* **Required work**
In the records that follow, locate every line with "text" and extract it.

* **Entries**
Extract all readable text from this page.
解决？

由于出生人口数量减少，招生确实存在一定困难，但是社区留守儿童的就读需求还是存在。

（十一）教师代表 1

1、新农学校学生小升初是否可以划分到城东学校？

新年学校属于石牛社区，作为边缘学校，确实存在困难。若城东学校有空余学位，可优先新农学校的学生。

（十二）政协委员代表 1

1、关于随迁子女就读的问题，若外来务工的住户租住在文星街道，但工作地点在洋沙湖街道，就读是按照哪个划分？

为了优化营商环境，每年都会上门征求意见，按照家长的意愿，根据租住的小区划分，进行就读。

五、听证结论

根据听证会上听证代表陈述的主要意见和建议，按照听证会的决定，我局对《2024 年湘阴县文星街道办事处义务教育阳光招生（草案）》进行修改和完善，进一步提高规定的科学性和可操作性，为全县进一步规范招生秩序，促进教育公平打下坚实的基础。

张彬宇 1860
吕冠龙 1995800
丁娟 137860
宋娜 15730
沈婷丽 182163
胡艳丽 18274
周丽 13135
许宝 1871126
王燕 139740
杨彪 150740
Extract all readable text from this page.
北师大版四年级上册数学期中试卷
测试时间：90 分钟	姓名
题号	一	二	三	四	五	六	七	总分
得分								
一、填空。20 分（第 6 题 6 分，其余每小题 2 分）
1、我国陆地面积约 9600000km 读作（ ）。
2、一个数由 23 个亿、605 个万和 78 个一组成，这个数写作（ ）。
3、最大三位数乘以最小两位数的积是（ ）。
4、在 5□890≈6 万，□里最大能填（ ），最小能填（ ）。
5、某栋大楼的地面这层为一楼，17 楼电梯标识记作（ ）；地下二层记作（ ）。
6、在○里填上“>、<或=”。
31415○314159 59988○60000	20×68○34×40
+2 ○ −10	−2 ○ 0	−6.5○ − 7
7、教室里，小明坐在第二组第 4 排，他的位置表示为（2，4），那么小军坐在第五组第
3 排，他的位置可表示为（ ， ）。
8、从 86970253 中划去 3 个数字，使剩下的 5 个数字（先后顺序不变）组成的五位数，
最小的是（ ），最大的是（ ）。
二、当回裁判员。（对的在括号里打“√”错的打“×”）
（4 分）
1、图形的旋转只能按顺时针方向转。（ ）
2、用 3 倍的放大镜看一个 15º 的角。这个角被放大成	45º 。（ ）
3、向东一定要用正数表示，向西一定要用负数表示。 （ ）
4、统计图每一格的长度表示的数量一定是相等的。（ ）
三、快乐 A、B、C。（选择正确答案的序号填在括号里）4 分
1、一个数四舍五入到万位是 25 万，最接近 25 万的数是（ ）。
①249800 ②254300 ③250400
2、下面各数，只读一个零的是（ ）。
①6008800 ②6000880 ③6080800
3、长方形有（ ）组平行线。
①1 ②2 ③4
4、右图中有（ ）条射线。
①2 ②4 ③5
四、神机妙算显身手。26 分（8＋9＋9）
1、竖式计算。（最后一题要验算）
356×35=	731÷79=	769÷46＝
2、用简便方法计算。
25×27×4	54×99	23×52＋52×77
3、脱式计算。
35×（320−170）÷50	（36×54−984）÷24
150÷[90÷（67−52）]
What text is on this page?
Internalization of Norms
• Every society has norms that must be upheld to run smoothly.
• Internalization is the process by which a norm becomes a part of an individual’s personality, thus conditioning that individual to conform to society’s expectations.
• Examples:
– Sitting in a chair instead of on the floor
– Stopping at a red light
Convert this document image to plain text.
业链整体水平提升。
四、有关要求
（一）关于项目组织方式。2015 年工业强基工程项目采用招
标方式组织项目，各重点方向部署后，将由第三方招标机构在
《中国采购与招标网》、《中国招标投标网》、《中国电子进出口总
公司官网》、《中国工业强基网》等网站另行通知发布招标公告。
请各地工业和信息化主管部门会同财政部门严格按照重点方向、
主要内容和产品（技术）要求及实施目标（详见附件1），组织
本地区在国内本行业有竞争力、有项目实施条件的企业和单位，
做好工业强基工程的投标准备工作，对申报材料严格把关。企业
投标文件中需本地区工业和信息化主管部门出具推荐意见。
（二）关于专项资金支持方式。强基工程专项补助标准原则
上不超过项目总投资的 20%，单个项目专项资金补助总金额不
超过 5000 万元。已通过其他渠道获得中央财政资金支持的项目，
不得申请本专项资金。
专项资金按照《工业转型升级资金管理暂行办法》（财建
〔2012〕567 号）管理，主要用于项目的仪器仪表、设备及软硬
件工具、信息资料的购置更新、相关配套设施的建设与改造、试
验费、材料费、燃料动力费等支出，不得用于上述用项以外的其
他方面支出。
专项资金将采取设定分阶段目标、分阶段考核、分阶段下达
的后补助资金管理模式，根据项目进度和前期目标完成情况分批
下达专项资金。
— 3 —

* **Finished answer**
Extract all readable text from this page.
Extract all readable text from this page.
What text is on this page?
Convert this document image to plain text.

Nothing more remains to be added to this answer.